Every line below must be reproduced exactly. Copy them all.
-- START --
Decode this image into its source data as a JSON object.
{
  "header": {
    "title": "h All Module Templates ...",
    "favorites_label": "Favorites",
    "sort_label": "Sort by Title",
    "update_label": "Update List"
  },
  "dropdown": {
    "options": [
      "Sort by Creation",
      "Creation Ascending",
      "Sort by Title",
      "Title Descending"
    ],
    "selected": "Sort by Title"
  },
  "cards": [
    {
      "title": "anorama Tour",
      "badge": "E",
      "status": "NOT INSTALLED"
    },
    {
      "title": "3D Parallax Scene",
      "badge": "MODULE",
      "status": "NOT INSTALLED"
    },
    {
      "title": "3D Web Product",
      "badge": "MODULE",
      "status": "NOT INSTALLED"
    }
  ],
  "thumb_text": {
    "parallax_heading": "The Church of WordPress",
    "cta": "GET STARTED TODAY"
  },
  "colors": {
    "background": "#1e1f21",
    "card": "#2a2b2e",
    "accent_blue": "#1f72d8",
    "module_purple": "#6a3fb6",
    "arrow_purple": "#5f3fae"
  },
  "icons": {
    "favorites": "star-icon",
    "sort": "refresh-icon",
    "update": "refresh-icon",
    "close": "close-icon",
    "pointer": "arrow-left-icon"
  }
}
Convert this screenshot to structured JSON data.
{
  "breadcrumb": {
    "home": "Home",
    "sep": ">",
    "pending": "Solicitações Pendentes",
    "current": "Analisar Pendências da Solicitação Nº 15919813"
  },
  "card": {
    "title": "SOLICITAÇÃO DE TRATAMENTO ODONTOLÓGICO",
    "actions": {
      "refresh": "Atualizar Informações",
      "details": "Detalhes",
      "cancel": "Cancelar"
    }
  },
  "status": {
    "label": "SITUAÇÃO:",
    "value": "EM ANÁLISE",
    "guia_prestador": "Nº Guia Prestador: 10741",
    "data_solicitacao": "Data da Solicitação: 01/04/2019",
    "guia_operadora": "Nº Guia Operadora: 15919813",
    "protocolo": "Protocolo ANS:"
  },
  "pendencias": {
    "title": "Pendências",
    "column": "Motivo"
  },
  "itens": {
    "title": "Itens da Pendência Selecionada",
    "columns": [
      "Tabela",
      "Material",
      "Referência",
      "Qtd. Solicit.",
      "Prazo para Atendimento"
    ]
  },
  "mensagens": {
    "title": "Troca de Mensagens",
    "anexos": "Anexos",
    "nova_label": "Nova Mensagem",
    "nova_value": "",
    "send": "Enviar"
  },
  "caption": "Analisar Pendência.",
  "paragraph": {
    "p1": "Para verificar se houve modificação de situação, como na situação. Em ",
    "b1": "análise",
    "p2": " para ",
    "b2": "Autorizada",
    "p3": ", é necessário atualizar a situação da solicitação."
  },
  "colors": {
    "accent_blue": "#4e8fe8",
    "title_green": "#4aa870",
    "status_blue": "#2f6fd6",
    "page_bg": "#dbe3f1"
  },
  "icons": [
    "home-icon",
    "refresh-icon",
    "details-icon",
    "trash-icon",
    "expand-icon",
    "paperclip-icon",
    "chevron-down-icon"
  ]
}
-- END --
● The reply:
Decode this image into its source data as a JSON object.
{
  "header": {
    "title": "h All Module Templates ...",
    "favorites_label": "Favorites",
    "sort_label": "Sort by Title",
    "update_label": "Update List"
  },
  "dropdown": {
    "options": [
      "Sort by Creation",
      "Creation Ascending",
      "Sort by Title",
      "Title Descending"
    ],
    "selected": "Sort by Title"
  },
  "cards": [
    {
      "title": "anorama Tour",
      "badge": "E",
      "status": "NOT INSTALLED"
    },
    {
      "title": "3D Parallax Scene",
      "badge": "MODULE",
      "status": "NOT INSTALLED"
    },
    {
      "title": "3D Web Product",
      "badge": "MODULE",
      "status": "NOT INSTALLED"
    }
  ],
  "thumb_text": {
    "parallax_heading": "The Church of WordPress",
    "cta": "GET STARTED TODAY"
  },
  "colors": {
    "background": "#1e1f21",
    "card": "#2a2b2e",
    "accent_blue": "#1f72d8",
    "module_purple": "#6a3fb6",
    "arrow_purple": "#5f3fae"
  },
  "icons": {
    "favorites": "star-icon",
    "sort": "refresh-icon",
    "update": "refresh-icon",
    "close": "close-icon",
    "pointer": "arrow-left-icon"
  }
}
Convert this screenshot to structured JSON data.
{
  "breadcrumb": {
    "home": "Home",
    "sep": ">",
    "pending": "Solicitações Pendentes",
    "current": "Analisar Pendências da Solicitação Nº 15919813"
  },
  "card": {
    "title": "SOLICITAÇÃO DE TRATAMENTO ODONTOLÓGICO",
    "actions": {
      "refresh": "Atualizar Informações",
      "details": "Detalhes",
      "cancel": "Cancelar"
    }
  },
  "status": {
    "label": "SITUAÇÃO:",
    "value": "EM ANÁLISE",
    "guia_prestador": "Nº Guia Prestador: 10741",
    "data_solicitacao": "Data da Solicitação: 01/04/2019",
    "guia_operadora": "Nº Guia Operadora: 15919813",
    "protocolo": "Protocolo ANS:"
  },
  "pendencias": {
    "title": "Pendências",
    "column": "Motivo"
  },
  "itens": {
    "title": "Itens da Pendência Selecionada",
    "columns": [
      "Tabela",
      "Material",
      "Referência",
      "Qtd. Solicit.",
      "Prazo para Atendimento"
    ]
  },
  "mensagens": {
    "title": "Troca de Mensagens",
    "anexos": "Anexos",
    "nova_label": "Nova Mensagem",
    "nova_value": "",
    "send": "Enviar"
  },
  "caption": "Analisar Pendência.",
  "paragraph": {
    "p1": "Para verificar se houve modificação de situação, como na situação. Em ",
    "b1": "análise",
    "p2": " para ",
    "b2": "Autorizada",
    "p3": ", é necessário atualizar a situação da solicitação."
  },
  "colors": {
    "accent_blue": "#4e8fe8",
    "title_green": "#4aa870",
    "status_blue": "#2f6fd6",
    "page_bg": "#dbe3f1"
  },
  "icons": [
    "home-icon",
    "refresh-icon",
    "details-icon",
    "trash-icon",
    "expand-icon",
    "paperclip-icon",
    "chevron-down-icon"
  ]
}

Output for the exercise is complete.